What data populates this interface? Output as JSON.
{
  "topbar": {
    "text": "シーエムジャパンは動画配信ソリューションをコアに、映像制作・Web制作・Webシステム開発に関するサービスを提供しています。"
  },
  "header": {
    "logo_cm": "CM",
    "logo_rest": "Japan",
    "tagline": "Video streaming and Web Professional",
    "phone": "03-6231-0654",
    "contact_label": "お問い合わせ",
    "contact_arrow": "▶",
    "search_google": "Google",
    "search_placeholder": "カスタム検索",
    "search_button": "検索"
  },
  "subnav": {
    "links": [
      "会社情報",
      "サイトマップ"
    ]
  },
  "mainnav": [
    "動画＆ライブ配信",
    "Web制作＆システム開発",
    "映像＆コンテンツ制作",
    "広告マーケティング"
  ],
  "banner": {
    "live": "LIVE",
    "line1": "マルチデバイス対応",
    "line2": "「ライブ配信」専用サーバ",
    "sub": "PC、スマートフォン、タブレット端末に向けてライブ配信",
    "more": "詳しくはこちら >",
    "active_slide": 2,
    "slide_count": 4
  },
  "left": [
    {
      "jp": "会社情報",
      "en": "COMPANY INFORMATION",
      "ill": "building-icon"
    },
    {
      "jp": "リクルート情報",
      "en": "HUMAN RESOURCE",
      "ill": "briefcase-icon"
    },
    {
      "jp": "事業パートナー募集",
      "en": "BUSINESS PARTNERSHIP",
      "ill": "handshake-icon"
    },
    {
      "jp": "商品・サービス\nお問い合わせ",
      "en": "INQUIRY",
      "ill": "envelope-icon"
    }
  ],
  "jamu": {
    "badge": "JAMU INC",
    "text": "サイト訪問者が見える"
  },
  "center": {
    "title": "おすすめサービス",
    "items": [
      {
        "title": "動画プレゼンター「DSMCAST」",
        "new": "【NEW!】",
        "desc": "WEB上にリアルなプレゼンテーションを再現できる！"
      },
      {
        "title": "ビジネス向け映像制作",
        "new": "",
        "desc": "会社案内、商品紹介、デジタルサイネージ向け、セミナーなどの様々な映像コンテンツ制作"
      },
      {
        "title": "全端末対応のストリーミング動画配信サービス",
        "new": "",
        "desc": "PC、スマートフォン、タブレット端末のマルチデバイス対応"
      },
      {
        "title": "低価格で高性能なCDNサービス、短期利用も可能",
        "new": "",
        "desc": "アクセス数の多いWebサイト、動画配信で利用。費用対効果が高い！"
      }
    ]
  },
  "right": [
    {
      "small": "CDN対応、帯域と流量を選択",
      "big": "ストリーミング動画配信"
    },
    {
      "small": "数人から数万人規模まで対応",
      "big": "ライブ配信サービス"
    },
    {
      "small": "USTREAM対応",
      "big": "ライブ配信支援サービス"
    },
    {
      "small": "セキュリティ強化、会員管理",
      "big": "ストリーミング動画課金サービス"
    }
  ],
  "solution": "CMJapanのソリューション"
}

━━━━━━━━━━

* REQUIREMENT:
Extract the data in full. Keep it word for word.

* ANSWER BELOW:
What data populates this interface? Output as JSON.
{
  "topbar": {
    "text": "シーエムジャパンは動画配信ソリューションをコアに、映像制作・Web制作・Webシステム開発に関するサービスを提供しています。"
  },
  "header": {
    "logo_cm": "CM",
    "logo_rest": "Japan",
    "tagline": "Video streaming and Web Professional",
    "phone": "03-6231-0654",
    "contact_label": "お問い合わせ",
    "contact_arrow": "▶",
    "search_google": "Google",
    "search_placeholder": "カスタム検索",
    "search_button": "検索"
  },
  "subnav": {
    "links": [
      "会社情報",
      "サイトマップ"
    ]
  },
  "mainnav": [
    "動画＆ライブ配信",
    "Web制作＆システム開発",
    "映像＆コンテンツ制作",
    "広告マーケティング"
  ],
  "banner": {
    "live": "LIVE",
    "line1": "マルチデバイス対応",
    "line2": "「ライブ配信」専用サーバ",
    "sub": "PC、スマートフォン、タブレット端末に向けてライブ配信",
    "more": "詳しくはこちら >",
    "active_slide": 2,
    "slide_count": 4
  },
  "left": [
    {
      "jp": "会社情報",
      "en": "COMPANY INFORMATION",
      "ill": "building-icon"
    },
    {
      "jp": "リクルート情報",
      "en": "HUMAN RESOURCE",
      "ill": "briefcase-icon"
    },
    {
      "jp": "事業パートナー募集",
      "en": "BUSINESS PARTNERSHIP",
      "ill": "handshake-icon"
    },
    {
      "jp": "商品・サービス\nお問い合わせ",
      "en": "INQUIRY",
      "ill": "envelope-icon"
    }
  ],
  "jamu": {
    "badge": "JAMU INC",
    "text": "サイト訪問者が見える"
  },
  "center": {
    "title": "おすすめサービス",
    "items": [
      {
        "title": "動画プレゼンター「DSMCAST」",
        "new": "【NEW!】",
        "desc": "WEB上にリアルなプレゼンテーションを再現できる！"
      },
      {
        "title": "ビジネス向け映像制作",
        "new": "",
        "desc": "会社案内、商品紹介、デジタルサイネージ向け、セミナーなどの様々な映像コンテンツ制作"
      },
      {
        "title": "全端末対応のストリーミング動画配信サービス",
        "new": "",
        "desc": "PC、スマートフォン、タブレット端末のマルチデバイス対応"
      },
      {
        "title": "低価格で高性能なCDNサービス、短期利用も可能",
        "new": "",
        "desc": "アクセス数の多いWebサイト、動画配信で利用。費用対効果が高い！"
      }
    ]
  },
  "right": [
    {
      "small": "CDN対応、帯域と流量を選択",
      "big": "ストリーミング動画配信"
    },
    {
      "small": "数人から数万人規模まで対応",
      "big": "ライブ配信サービス"
    },
    {
      "small": "USTREAM対応",
      "big": "ライブ配信支援サービス"
    },
    {
      "small": "セキュリティ強化、会員管理",
      "big": "ストリーミング動画課金サービス"
    }
  ],
  "solution": "CMJapanのソリューション"
}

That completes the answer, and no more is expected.